▸ SET TASK: Work out how many lines of the material below mention the word "What"; reply with the number only.

------------------------------------------------

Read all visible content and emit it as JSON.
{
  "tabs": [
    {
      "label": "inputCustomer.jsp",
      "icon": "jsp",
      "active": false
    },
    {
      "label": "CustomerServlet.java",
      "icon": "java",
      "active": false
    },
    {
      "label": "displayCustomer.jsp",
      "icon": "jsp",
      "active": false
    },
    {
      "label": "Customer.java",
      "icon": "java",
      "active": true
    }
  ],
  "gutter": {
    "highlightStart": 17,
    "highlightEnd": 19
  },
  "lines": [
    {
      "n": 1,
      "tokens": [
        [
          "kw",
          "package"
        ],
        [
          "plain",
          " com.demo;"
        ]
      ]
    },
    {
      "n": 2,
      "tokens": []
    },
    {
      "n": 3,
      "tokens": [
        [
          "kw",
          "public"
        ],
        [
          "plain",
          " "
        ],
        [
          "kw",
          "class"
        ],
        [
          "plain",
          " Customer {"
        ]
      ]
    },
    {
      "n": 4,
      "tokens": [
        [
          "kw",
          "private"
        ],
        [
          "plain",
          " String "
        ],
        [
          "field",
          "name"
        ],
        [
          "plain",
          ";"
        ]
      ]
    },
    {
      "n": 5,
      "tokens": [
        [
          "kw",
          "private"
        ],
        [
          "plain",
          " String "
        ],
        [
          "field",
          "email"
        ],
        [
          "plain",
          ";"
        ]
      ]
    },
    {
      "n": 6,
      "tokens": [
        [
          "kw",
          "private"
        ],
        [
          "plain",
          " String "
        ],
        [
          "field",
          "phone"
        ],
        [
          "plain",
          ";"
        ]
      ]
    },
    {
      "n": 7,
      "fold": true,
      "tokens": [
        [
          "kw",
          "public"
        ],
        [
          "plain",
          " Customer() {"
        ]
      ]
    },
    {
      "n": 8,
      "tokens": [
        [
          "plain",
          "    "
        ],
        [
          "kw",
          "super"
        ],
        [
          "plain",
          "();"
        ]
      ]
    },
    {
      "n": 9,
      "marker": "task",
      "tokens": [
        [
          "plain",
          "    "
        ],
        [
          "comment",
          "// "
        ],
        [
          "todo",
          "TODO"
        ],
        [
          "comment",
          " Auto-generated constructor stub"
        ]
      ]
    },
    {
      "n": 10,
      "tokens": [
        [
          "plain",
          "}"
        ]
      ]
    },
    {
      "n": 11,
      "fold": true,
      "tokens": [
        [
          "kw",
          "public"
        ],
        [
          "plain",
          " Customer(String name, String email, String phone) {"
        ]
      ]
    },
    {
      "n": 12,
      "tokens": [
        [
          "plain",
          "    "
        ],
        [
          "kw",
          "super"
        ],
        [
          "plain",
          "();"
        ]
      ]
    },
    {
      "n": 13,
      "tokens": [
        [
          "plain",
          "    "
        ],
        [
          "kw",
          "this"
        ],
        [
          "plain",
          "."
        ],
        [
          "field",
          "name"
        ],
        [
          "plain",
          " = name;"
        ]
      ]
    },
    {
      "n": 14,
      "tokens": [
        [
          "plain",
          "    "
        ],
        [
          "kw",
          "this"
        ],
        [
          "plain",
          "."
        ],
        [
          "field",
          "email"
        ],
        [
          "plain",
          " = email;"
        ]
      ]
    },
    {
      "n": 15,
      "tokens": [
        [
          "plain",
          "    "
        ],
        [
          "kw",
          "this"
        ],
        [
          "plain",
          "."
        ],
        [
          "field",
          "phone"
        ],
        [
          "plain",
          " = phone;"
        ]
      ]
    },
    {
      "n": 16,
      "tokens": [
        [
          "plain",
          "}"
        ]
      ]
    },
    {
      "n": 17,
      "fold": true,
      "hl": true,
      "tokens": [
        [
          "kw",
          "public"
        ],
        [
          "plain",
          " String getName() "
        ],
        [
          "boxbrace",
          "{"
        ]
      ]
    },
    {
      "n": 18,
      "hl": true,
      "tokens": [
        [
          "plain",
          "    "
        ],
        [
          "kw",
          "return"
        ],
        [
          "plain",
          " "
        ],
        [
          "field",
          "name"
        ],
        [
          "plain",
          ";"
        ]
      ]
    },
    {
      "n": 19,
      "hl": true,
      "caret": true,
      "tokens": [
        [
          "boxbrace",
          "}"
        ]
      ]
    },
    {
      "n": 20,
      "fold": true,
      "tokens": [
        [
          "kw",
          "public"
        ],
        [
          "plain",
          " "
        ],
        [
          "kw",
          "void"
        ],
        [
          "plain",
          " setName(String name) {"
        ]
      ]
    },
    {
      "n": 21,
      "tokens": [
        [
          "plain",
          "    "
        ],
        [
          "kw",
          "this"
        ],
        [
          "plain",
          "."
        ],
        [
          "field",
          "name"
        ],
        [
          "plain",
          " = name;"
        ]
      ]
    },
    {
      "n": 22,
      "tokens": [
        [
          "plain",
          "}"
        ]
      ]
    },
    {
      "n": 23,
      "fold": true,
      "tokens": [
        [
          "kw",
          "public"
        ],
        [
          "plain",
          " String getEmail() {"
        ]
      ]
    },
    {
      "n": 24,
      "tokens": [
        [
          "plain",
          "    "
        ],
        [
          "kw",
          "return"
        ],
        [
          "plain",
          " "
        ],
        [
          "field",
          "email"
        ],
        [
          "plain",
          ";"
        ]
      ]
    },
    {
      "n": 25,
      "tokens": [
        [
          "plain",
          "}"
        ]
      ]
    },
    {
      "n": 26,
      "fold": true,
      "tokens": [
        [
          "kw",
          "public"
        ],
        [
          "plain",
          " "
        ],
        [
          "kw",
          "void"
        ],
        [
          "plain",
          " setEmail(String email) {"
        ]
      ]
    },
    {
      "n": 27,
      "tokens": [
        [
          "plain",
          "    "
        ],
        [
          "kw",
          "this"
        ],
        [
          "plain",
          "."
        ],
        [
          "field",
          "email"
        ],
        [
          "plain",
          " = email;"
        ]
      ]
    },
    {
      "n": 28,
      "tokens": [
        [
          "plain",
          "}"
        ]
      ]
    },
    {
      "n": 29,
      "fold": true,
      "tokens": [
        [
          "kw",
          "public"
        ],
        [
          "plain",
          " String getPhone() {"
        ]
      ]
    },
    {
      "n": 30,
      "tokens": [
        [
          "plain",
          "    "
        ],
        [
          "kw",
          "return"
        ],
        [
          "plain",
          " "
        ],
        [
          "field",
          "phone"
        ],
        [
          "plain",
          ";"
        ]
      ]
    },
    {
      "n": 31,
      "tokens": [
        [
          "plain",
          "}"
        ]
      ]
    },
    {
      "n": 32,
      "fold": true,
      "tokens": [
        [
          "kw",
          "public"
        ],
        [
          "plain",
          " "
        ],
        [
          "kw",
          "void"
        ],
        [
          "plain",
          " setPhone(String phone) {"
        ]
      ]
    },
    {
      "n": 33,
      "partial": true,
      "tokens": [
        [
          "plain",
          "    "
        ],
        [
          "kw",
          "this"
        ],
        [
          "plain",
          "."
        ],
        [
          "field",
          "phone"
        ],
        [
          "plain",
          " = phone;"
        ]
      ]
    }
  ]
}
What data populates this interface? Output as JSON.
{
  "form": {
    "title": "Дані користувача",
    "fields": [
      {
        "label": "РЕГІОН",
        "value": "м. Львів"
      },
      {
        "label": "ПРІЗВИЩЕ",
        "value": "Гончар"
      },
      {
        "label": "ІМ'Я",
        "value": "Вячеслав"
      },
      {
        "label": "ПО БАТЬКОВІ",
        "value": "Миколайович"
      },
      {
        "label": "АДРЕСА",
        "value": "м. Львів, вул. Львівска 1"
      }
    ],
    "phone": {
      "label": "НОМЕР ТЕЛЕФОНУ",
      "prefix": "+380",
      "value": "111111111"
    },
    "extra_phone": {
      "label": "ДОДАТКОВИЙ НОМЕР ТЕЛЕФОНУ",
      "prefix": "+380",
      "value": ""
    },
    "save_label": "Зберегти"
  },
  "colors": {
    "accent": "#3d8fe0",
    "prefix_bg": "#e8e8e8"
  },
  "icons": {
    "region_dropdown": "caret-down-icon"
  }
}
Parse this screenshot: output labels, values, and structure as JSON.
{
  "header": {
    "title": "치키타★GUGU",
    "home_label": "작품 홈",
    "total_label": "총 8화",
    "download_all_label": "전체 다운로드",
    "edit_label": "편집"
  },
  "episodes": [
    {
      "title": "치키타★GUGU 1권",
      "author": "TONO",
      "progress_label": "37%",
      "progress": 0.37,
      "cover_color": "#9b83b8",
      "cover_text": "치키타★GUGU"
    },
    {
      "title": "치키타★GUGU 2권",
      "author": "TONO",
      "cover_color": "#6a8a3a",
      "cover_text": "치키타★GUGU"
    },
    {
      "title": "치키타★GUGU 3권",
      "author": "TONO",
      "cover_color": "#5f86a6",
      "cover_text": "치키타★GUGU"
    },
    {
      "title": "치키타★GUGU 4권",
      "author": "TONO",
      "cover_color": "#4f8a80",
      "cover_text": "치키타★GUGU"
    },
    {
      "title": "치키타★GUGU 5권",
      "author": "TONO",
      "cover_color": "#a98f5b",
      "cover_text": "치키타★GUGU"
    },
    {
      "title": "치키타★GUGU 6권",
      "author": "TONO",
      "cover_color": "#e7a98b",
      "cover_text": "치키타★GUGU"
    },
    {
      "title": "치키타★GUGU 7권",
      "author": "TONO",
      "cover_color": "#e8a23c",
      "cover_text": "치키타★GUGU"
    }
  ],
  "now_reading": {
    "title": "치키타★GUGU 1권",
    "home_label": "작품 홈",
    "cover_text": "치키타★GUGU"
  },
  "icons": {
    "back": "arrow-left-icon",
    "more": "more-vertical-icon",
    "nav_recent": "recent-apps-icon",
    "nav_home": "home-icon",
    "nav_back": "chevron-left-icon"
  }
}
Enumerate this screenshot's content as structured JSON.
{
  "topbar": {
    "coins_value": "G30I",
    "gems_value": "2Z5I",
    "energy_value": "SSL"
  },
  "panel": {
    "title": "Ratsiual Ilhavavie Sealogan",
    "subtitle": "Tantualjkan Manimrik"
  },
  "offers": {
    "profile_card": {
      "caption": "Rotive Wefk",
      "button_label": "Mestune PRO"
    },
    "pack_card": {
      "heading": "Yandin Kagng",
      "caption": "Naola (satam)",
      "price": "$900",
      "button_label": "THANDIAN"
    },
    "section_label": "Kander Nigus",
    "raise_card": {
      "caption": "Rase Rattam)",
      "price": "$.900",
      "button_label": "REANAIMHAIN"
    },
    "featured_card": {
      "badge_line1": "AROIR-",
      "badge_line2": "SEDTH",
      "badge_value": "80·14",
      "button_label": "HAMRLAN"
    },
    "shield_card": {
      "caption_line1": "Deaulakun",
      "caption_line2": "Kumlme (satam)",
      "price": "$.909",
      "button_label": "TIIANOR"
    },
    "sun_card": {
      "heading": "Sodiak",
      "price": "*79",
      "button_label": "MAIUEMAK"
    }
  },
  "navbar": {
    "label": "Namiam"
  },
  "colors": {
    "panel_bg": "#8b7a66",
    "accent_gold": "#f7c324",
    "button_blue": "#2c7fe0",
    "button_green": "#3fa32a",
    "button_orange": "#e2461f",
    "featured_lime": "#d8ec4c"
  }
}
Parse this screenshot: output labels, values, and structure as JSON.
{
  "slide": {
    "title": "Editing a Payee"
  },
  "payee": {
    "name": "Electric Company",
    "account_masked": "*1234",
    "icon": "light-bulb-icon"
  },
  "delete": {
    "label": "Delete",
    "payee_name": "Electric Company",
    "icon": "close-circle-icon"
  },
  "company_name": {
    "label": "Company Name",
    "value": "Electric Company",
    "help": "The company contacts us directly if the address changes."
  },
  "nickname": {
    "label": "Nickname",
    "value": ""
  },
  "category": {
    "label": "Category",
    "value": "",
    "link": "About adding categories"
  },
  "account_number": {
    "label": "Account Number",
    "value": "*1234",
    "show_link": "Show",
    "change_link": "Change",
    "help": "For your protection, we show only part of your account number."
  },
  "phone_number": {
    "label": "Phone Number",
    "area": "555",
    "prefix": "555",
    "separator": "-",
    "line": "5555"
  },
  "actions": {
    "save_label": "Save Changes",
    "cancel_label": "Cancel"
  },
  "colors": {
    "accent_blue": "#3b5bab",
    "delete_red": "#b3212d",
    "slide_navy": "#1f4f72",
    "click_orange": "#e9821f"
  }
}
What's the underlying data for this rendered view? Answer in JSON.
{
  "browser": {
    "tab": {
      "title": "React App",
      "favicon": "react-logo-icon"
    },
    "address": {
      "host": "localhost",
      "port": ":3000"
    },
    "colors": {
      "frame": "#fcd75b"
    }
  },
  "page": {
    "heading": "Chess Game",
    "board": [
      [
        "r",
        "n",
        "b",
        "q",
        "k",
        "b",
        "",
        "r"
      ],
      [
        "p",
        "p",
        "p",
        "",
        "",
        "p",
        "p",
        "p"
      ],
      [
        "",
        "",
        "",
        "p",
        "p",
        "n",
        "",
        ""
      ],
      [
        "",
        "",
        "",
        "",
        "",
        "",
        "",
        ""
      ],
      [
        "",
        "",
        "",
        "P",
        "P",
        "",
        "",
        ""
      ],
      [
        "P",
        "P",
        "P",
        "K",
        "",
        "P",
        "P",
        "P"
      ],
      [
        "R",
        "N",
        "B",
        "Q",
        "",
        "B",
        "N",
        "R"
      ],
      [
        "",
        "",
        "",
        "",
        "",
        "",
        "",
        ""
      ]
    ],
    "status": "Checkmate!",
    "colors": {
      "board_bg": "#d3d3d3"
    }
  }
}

------------------------------------------------

▸ ANSWER TO THE EXERCISE: 2